Figure record listings
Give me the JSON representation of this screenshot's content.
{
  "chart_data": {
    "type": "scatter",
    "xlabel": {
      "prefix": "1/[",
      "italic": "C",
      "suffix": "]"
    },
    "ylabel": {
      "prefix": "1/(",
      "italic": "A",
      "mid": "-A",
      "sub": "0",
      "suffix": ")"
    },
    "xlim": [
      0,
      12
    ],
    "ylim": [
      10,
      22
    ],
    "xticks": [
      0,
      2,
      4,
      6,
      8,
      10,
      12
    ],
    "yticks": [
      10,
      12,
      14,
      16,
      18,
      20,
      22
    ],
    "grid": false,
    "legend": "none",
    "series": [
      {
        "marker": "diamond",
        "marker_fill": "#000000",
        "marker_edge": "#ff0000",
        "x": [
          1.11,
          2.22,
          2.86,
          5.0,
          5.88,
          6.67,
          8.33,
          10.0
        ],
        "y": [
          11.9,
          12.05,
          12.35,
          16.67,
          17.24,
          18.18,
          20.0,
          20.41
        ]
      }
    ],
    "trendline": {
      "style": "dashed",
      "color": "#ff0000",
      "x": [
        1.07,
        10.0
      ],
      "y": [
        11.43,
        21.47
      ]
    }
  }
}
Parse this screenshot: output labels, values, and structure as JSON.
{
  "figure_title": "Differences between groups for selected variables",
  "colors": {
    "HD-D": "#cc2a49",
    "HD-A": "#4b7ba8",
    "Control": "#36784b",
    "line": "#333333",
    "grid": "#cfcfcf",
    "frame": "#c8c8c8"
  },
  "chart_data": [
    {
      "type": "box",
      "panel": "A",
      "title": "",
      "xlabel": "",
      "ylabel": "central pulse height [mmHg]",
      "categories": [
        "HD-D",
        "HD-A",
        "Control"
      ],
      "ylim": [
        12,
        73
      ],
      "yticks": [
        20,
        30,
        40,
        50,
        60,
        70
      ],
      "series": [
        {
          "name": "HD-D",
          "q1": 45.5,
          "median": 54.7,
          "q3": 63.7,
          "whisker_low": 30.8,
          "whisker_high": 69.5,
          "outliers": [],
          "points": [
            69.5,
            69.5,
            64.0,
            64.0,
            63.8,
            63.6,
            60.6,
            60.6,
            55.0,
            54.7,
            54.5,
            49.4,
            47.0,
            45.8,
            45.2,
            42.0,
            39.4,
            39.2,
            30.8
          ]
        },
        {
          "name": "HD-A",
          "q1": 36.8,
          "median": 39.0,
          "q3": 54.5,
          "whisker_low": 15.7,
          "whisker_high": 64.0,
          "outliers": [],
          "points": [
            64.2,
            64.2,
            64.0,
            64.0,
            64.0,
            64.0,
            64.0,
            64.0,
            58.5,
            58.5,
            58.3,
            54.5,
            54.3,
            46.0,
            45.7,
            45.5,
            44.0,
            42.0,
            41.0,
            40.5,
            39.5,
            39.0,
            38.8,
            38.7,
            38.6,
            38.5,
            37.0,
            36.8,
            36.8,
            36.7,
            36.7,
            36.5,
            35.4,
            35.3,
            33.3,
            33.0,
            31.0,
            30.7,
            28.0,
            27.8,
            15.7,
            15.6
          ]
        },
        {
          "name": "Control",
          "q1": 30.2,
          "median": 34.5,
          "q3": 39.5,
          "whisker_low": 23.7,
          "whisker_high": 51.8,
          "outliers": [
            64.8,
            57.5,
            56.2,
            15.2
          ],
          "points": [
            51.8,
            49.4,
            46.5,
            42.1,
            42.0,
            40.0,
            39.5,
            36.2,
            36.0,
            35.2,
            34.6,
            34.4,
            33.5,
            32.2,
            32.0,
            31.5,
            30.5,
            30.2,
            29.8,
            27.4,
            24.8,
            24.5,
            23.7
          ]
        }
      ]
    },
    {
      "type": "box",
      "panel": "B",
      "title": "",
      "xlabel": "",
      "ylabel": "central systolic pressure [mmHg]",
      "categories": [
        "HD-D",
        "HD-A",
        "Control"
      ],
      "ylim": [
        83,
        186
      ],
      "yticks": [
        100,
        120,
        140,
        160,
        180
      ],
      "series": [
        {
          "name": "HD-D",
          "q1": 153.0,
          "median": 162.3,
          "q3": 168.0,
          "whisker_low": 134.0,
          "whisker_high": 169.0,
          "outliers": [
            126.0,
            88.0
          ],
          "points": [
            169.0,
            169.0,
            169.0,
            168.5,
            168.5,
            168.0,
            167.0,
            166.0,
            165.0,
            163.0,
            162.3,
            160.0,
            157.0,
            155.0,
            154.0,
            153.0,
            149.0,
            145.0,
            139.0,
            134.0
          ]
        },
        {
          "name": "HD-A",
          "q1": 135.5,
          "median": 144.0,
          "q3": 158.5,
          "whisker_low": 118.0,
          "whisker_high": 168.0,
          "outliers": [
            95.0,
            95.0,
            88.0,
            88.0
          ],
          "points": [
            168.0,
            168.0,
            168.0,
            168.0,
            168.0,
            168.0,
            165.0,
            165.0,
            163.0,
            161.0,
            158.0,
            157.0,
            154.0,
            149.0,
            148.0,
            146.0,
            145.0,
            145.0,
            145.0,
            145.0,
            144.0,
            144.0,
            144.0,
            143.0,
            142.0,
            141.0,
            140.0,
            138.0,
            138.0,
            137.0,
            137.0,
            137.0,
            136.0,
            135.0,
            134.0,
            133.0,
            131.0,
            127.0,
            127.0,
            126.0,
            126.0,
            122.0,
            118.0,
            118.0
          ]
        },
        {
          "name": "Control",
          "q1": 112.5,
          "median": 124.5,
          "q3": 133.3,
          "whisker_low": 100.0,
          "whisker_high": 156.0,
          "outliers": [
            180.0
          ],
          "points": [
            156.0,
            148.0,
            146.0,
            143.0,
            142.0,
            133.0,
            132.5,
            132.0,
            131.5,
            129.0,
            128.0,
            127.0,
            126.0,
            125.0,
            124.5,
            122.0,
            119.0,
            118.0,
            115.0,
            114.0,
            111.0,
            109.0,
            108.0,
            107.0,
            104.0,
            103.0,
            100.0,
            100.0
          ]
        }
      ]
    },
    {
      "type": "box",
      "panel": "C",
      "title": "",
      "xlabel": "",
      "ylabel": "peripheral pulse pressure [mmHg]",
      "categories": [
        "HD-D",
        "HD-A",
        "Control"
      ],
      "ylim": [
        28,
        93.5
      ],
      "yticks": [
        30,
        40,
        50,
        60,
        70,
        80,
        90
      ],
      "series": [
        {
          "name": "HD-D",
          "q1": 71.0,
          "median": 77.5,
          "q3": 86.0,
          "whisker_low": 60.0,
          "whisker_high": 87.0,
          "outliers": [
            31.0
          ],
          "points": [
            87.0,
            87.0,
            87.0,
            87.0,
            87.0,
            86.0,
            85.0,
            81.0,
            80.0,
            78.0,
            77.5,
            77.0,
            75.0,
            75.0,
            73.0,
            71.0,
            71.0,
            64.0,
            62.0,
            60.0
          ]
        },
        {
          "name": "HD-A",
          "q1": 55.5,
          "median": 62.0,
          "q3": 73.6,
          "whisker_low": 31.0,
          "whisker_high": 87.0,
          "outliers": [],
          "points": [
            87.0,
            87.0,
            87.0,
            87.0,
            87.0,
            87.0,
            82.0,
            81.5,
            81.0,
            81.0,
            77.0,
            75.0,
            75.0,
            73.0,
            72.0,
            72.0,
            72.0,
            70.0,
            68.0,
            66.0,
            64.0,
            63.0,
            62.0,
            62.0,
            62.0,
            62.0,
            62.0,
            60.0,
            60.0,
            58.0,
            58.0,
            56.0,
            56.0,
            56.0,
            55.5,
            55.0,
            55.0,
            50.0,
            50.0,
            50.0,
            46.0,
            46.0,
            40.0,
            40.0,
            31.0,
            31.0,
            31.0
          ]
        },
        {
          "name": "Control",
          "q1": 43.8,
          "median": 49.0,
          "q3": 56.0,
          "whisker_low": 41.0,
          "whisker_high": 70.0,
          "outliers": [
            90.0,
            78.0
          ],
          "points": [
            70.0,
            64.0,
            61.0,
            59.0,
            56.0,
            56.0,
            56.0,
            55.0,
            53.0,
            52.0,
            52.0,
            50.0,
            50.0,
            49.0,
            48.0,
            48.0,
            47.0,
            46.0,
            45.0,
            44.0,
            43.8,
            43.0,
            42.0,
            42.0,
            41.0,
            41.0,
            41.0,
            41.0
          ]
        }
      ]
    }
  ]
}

◆ EXERCISE ◆
Go through the material and select each line with the string "central" in it.

◆ ANSWER TO THIS EXERCISE ◆
      "ylabel": "central pulse height [mmHg]",
      "ylabel": "central systolic pressure [mmHg]",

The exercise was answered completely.